## BEGIN Data for processing
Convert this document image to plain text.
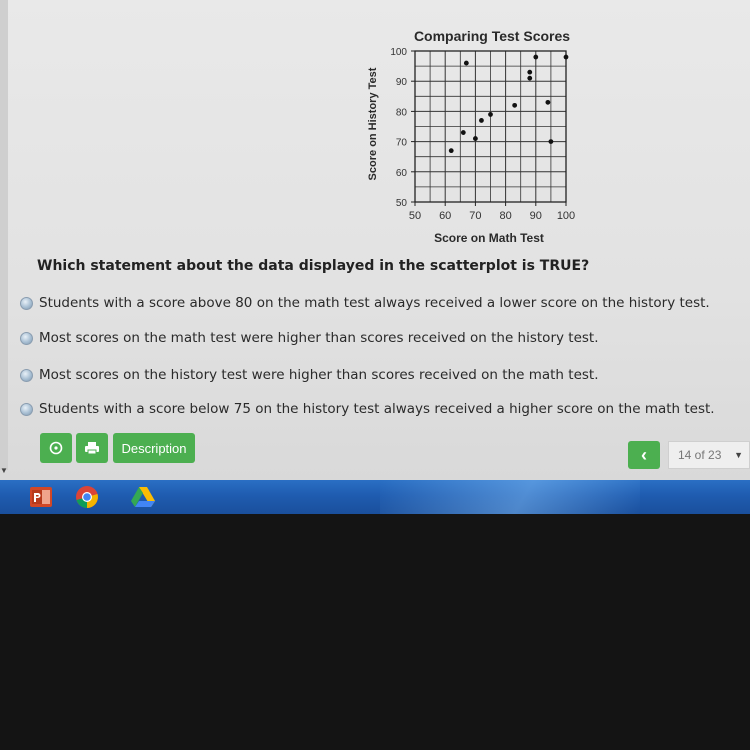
Comparing Test Scores
Score on History Test
Score on Math Test
50 60 70 80 90 100
50
60
70
80
90
100
Which statement about the data displayed in the scatterplot is TRUE?
Students with a score above 80 on the math test always received a lower score on the history test.
Most scores on the math test were higher than scores received on the history test.
Most scores on the history test were higher than scores received on the math test.
Students with a score below 75 on the history test always received a higher score on the math test.
Description	‹	14 of 23 ▼
▼
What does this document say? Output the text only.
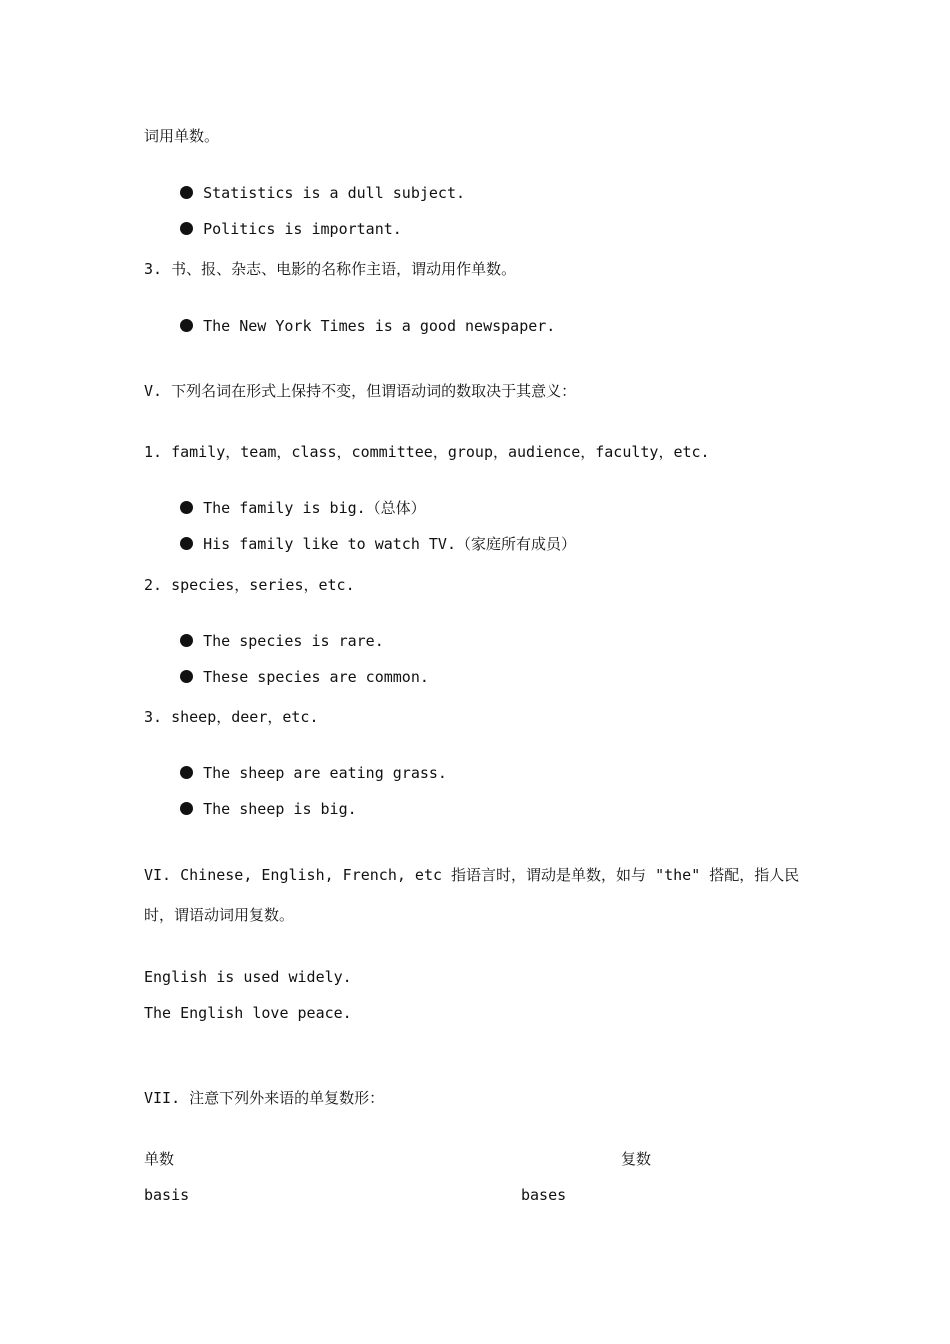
词用单数。

Statistics is a dull subject.

Politics is important.

3. 书、报、杂志、电影的名称作主语，谓动用作单数。

The New York Times is a good newspaper.

V. 下列名词在形式上保持不变，但谓语动词的数取决于其意义：
1. family，team，class，committee，group，audience，faculty，etc.

The family is big.（总体）

His family like to watch TV.（家庭所有成员）

2. species，series，etc.

The species is rare.

These species are common.

3. sheep，deer，etc.

The sheep are eating grass.

The sheep is big.

VI. Chinese, English, French, etc 指语言时，谓动是单数，如与 "the" 搭配，指人民
时，谓语动词用复数。
English is used widely.
The English love peace.
VII. 注意下列外来语的单复数形：
单数	复数
basis	bases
## END Data for processing
Given request :: Any pictures should be dropped; transcribe the rest of the records above exactly.

Exercise solution ::
Convert this document image to plain text.
Comparing Test Scores
Score on History Test
Score on Math Test
50 60 70 80 90 100
50
60
70
80
90
100
Which statement about the data displayed in the scatterplot is TRUE?
Students with a score above 80 on the math test always received a lower score on the history test.
Most scores on the math test were higher than scores received on the history test.
Most scores on the history test were higher than scores received on the math test.
Students with a score below 75 on the history test always received a higher score on the math test.
Description	‹	14 of 23 ▼
▼
What does this document say? Output the text only.
词用单数。

Statistics is a dull subject.

Politics is important.

3. 书、报、杂志、电影的名称作主语，谓动用作单数。

The New York Times is a good newspaper.

V. 下列名词在形式上保持不变，但谓语动词的数取决于其意义：
1. family，team，class，committee，group，audience，faculty，etc.

The family is big.（总体）

His family like to watch TV.（家庭所有成员）

2. species，series，etc.

The species is rare.

These species are common.

3. sheep，deer，etc.

The sheep are eating grass.

The sheep is big.

VI. Chinese, English, French, etc 指语言时，谓动是单数，如与 "the" 搭配，指人民
时，谓语动词用复数。
English is used widely.
The English love peace.
VII. 注意下列外来语的单复数形：
单数	复数
basis	bases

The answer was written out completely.